● **What is expected**: Revise the website-planning text from "Why do I need a website and" up to and including "your expectations are.", replacing "expectations" with "goals".

Designing, upgrading or even just re-focusing your website is not an easy task, and even more so when the foundation of the whole project is set on shaky ground. Let’s look at what is bound to strengthen it and make it the starting point for a less stressful, less time consuming and most of all less expensive experience. Oh...and I forgot to mention: a much more successful result. Take a piece of paper and write the following questions and your answers before you take another step towards building or enhancing your web site.

Why do I need a website and what do I expect to accomplish from having one?

Failing to answer this question before you start your work is the costlier mistake you can make. There are so many sites out there that have clearly ignored this step in their planning. When asking yourself “Why do I need a website” go beyond the obvious answers such as: to be out there, everybody has one, people are asking me about our web site, etc. It is important to know what your expectations are.

Do you want to have a simple web presence, a so-called “electronic brochure”?

● **Element position data**:
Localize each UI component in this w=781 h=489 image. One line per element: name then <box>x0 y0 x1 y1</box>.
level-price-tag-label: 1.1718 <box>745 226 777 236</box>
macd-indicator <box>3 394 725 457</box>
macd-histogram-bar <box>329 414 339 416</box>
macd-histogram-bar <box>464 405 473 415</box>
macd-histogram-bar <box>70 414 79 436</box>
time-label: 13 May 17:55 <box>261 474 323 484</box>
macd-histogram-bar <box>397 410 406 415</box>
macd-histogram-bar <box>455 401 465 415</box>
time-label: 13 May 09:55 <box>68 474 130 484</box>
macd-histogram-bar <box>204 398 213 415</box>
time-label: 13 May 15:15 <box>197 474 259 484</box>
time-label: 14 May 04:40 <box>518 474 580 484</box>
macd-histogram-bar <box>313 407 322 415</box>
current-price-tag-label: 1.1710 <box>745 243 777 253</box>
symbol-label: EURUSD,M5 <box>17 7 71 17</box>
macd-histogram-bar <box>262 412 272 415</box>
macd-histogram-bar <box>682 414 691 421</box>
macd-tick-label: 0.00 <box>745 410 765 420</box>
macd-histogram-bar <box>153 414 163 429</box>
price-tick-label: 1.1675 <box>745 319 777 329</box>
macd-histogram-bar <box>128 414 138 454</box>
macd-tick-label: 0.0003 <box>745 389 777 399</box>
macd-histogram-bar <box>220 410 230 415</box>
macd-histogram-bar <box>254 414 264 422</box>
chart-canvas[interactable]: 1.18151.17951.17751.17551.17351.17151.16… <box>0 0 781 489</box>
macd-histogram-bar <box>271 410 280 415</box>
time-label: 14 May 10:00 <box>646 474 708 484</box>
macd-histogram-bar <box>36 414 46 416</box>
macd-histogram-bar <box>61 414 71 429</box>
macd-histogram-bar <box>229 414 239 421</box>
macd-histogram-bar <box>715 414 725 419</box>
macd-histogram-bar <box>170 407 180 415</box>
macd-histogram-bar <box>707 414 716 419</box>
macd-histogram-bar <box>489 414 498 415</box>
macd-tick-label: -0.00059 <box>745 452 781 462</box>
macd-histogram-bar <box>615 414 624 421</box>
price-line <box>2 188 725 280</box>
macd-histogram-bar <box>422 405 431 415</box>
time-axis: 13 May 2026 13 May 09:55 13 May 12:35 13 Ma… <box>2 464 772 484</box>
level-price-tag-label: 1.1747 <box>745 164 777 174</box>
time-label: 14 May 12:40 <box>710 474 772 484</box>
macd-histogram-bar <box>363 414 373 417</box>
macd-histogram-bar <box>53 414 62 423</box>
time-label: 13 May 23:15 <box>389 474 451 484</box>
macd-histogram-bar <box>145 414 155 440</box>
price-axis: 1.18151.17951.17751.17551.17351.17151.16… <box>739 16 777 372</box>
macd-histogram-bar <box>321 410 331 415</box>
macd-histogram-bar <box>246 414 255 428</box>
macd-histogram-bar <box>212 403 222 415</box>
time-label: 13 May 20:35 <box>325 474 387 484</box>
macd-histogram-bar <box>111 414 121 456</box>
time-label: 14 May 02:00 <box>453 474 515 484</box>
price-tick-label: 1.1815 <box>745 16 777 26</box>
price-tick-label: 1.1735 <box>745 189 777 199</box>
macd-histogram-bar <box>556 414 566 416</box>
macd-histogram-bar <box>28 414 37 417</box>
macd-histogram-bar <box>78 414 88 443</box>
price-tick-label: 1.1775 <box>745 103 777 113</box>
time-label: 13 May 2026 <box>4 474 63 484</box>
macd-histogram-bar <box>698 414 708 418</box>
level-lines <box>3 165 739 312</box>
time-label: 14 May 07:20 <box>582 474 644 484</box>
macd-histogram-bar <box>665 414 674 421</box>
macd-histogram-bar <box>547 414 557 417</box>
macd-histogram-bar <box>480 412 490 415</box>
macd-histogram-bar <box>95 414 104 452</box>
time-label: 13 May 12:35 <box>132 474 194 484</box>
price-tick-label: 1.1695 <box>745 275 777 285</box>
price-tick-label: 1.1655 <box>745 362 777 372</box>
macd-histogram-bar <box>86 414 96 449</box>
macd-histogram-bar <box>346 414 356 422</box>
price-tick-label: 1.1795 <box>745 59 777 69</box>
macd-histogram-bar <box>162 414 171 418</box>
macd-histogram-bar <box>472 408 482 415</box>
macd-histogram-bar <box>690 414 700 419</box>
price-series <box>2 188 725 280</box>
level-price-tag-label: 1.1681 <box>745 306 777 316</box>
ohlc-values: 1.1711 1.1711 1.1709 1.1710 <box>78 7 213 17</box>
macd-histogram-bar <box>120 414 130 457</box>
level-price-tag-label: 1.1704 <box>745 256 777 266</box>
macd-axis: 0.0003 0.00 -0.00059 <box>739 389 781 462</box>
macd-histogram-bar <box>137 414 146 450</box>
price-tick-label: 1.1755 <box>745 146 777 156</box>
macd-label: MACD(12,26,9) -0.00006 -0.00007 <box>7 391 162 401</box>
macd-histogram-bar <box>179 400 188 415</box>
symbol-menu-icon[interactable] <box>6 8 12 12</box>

● **Result of this task**:
Why do I need a website and what do I expect to accomplish from having one?

Failing to answer this question before you start your work is the costlier mistake you can make. There are so many sites out there that have clearly ignored this step in their planning. When asking yourself “Why do I need a website” go beyond the obvious answers such as: to be out there, everybody has one, people are asking me about our web site, etc. It is important to know what your goals are.